RECORDS SUPPLIED ::
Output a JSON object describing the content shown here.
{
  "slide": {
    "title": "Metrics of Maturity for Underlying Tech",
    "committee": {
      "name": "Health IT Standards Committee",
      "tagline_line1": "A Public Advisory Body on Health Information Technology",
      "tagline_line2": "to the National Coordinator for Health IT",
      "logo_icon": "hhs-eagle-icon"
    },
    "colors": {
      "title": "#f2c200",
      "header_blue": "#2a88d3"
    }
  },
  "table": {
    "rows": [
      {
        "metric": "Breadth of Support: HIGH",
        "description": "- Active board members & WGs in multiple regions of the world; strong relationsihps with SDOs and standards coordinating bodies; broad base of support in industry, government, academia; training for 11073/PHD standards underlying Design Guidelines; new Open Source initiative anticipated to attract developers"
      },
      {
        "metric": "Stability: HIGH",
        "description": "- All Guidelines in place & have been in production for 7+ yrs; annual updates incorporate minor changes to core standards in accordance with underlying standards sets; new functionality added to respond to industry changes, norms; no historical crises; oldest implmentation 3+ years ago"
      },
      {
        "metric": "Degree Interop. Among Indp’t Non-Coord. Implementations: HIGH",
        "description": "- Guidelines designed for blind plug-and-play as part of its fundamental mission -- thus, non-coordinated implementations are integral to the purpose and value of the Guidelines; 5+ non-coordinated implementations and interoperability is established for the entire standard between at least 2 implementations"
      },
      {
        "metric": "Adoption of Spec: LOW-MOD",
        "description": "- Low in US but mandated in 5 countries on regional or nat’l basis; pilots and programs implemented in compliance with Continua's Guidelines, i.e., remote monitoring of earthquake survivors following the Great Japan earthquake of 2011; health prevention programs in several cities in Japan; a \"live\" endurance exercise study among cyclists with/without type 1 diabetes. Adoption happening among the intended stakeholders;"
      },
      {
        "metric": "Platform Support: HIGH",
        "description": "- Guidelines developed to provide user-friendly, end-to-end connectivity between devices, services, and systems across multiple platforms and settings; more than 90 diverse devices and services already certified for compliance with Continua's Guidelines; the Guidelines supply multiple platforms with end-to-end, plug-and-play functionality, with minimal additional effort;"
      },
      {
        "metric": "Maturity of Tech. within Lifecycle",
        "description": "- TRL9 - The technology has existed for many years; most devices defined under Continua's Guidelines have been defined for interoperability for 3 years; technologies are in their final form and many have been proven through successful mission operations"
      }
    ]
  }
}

YOUR TASK :: Work through the records above line by line and count those that hold the string "HIGH". Give only the result.

ANSWER TO THE PROBLEM :: 4